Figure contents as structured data
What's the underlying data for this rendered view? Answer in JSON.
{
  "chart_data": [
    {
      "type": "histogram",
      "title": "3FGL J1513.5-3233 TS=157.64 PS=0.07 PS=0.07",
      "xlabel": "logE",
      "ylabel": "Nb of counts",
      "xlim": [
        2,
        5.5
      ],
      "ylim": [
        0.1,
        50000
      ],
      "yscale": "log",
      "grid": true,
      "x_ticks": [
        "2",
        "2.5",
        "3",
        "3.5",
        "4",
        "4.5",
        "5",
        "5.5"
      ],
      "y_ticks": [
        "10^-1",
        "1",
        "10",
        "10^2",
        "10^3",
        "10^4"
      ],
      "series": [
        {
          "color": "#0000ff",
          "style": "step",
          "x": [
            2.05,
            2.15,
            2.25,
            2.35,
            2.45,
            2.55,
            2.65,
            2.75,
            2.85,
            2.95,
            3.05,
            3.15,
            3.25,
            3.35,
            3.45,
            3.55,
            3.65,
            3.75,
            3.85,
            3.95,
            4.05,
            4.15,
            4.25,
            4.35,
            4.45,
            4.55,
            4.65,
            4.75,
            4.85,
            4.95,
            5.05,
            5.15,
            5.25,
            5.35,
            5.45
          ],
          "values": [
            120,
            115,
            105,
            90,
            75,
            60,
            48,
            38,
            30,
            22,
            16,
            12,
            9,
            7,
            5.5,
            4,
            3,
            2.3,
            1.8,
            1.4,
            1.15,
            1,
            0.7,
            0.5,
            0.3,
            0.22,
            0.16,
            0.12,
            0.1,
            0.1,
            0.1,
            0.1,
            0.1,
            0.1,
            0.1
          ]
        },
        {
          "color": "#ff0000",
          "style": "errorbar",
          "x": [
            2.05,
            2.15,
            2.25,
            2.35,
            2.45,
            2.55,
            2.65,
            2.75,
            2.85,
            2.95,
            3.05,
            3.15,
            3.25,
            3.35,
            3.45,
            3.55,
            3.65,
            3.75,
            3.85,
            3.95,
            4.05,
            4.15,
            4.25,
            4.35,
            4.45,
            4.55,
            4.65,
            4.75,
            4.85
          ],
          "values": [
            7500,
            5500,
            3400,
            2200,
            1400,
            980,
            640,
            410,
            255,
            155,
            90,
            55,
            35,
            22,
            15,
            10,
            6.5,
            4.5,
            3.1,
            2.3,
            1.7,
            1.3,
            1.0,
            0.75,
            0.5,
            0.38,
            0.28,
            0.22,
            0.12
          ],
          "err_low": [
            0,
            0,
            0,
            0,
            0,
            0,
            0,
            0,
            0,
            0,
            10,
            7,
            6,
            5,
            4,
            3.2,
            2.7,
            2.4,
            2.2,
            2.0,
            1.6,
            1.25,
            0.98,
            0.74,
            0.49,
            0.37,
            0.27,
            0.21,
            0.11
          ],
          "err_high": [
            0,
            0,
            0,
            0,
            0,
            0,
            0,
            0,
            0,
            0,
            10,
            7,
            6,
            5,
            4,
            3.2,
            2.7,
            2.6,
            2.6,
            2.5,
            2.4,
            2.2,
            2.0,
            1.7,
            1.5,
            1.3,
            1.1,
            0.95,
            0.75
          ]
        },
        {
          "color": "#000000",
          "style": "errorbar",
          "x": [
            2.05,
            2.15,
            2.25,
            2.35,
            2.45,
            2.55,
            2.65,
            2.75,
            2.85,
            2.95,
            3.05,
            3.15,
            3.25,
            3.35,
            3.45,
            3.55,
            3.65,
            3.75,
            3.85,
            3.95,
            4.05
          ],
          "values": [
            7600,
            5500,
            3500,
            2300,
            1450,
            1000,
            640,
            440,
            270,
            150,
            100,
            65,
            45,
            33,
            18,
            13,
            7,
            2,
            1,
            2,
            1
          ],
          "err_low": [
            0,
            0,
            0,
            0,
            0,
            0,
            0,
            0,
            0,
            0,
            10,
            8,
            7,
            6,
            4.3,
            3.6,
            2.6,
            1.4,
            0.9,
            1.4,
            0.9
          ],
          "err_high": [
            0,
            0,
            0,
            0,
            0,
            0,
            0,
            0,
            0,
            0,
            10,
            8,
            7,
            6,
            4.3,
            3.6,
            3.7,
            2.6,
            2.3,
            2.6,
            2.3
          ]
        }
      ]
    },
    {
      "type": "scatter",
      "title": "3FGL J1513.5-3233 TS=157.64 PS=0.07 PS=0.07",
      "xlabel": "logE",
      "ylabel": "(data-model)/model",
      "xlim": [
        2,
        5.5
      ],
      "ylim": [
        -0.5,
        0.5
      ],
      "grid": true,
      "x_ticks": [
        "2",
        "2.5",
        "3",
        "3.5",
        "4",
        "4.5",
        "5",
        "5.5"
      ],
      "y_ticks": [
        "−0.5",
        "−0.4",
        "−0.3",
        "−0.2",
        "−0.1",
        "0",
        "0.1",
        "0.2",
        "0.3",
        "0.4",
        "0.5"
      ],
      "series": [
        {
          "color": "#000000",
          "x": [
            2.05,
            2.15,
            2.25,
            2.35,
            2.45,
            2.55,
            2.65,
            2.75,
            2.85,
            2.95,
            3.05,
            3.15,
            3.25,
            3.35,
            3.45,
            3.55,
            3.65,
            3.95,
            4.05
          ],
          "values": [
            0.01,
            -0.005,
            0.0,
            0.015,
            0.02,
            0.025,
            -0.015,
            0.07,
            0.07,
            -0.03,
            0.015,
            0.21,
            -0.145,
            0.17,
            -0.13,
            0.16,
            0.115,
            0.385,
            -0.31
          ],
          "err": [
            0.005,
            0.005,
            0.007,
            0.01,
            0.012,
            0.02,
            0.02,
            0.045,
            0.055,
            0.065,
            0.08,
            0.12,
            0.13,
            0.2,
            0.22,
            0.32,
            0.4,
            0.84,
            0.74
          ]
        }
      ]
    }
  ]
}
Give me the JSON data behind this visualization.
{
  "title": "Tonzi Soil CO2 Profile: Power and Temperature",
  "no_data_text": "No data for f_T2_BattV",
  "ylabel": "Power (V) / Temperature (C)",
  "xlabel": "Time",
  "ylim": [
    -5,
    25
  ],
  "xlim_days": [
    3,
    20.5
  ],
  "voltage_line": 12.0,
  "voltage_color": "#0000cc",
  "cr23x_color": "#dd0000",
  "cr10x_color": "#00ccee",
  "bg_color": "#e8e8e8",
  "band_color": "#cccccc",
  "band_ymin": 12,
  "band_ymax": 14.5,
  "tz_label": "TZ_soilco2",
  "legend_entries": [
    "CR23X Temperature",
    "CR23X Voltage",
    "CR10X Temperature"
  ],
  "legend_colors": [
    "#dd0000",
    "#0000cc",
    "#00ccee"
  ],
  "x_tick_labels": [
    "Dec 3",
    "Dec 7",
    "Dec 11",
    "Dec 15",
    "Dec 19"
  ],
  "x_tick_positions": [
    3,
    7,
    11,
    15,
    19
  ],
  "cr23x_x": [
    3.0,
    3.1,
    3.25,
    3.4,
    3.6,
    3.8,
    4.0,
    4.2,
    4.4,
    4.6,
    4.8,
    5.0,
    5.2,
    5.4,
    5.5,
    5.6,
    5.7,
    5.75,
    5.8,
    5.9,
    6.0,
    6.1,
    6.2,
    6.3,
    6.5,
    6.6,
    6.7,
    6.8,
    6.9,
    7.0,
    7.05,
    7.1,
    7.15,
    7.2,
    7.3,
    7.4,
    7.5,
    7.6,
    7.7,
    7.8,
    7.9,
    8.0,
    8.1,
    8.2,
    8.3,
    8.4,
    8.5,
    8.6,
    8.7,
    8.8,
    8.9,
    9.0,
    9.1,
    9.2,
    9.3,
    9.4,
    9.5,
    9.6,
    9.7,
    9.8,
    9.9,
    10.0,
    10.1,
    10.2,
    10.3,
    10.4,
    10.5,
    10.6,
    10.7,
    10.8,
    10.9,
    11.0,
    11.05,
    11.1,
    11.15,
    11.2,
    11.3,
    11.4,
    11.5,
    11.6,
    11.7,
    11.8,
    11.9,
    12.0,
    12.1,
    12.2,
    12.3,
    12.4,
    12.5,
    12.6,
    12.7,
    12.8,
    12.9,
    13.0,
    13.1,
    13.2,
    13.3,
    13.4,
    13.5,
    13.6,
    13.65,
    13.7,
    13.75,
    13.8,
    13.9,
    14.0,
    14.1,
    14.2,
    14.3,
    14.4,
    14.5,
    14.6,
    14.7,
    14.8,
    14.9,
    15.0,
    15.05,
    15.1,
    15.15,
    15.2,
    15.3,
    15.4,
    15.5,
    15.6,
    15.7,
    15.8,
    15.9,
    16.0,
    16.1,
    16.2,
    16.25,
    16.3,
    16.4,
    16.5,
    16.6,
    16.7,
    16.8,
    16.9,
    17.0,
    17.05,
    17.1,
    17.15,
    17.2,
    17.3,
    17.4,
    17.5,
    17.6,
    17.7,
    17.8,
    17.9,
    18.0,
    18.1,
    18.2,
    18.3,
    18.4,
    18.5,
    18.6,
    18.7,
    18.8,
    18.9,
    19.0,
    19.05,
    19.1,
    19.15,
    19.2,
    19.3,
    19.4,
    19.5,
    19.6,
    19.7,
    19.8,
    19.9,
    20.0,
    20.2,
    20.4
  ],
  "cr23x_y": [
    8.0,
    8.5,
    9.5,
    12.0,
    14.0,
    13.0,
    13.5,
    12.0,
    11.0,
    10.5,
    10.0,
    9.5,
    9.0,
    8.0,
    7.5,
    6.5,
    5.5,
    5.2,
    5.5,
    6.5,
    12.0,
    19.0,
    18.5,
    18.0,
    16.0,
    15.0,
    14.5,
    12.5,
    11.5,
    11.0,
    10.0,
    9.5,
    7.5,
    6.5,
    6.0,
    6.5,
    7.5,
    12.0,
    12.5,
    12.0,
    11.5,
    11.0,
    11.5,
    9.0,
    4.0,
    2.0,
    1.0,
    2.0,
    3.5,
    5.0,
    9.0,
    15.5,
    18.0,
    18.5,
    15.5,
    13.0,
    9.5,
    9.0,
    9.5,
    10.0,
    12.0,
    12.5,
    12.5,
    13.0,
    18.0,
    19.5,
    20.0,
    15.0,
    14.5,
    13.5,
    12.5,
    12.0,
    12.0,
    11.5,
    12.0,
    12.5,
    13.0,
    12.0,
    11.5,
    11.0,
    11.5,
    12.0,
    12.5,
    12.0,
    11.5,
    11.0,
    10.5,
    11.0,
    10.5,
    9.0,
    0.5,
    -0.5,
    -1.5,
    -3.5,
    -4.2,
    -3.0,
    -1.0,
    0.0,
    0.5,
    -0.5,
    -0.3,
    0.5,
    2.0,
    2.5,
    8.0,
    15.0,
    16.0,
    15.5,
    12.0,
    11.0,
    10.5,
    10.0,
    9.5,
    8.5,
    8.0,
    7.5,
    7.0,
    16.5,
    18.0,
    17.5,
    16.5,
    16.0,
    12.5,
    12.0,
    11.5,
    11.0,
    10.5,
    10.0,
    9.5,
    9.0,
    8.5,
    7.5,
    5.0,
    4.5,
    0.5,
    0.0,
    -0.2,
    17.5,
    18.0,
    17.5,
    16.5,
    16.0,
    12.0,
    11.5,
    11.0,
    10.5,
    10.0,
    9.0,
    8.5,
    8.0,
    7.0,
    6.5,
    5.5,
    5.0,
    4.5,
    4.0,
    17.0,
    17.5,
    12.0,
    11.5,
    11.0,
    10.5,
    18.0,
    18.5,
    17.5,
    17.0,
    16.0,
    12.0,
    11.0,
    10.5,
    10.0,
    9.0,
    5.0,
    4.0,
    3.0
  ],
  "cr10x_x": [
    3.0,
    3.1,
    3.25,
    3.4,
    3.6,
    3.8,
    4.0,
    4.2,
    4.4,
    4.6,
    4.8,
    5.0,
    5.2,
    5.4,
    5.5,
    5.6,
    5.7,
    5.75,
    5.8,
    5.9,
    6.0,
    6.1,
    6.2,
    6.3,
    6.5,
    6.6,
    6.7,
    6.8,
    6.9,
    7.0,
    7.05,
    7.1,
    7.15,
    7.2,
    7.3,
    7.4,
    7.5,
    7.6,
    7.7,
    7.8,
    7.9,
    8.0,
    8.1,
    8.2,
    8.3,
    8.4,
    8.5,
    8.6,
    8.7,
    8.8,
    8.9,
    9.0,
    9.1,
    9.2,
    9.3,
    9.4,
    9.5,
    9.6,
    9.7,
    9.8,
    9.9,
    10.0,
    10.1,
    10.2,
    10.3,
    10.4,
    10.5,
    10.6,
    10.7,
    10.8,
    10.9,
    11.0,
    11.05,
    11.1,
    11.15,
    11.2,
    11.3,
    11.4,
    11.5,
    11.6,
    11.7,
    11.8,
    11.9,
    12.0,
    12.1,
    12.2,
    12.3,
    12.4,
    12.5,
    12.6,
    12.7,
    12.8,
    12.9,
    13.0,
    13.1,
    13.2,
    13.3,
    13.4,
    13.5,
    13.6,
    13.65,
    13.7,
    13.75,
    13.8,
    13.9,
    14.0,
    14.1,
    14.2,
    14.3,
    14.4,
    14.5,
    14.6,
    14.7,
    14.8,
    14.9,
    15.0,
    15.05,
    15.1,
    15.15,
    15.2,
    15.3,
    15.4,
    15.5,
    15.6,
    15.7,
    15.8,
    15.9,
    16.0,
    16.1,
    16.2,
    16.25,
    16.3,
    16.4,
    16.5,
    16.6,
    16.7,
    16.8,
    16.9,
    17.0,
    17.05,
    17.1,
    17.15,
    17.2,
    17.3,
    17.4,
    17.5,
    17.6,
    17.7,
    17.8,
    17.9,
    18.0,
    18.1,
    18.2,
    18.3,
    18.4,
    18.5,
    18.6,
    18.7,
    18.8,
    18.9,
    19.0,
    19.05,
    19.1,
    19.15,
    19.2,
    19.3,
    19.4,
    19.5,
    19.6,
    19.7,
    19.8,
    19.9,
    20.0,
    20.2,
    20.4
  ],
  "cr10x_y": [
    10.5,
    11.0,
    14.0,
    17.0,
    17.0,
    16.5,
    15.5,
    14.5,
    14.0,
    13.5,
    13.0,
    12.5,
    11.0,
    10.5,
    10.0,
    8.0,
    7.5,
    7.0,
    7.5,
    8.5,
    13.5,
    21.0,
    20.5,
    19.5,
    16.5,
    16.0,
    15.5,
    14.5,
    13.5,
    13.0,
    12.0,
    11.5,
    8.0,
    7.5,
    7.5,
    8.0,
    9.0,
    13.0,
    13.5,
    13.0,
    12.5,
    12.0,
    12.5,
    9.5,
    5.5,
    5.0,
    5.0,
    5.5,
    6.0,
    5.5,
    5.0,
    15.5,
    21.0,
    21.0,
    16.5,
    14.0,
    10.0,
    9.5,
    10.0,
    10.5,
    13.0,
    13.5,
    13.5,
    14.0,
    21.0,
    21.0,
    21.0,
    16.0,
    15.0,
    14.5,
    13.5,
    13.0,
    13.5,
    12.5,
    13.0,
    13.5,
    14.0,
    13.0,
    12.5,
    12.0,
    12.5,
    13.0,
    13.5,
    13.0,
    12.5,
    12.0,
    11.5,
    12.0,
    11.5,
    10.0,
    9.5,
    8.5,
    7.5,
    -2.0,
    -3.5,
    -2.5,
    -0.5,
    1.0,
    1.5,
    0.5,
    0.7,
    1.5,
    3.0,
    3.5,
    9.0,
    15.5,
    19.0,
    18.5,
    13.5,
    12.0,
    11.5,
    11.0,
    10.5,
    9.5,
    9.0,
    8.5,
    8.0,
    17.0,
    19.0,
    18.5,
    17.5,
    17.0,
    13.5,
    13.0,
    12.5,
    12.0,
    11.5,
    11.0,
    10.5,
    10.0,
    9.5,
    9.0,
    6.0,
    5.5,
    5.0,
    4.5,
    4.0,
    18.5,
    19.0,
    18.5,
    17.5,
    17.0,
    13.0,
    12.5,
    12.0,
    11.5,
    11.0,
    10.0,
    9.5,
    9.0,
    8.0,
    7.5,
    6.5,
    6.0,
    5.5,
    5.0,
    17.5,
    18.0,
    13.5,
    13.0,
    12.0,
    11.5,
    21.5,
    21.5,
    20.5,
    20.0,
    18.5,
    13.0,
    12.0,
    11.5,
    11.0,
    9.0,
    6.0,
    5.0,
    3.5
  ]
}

▶ **EXERCISE**
Going through the entries above, tally each line that has the word "Temperature". Answer with the number only.

▶ **RESPONSE**
4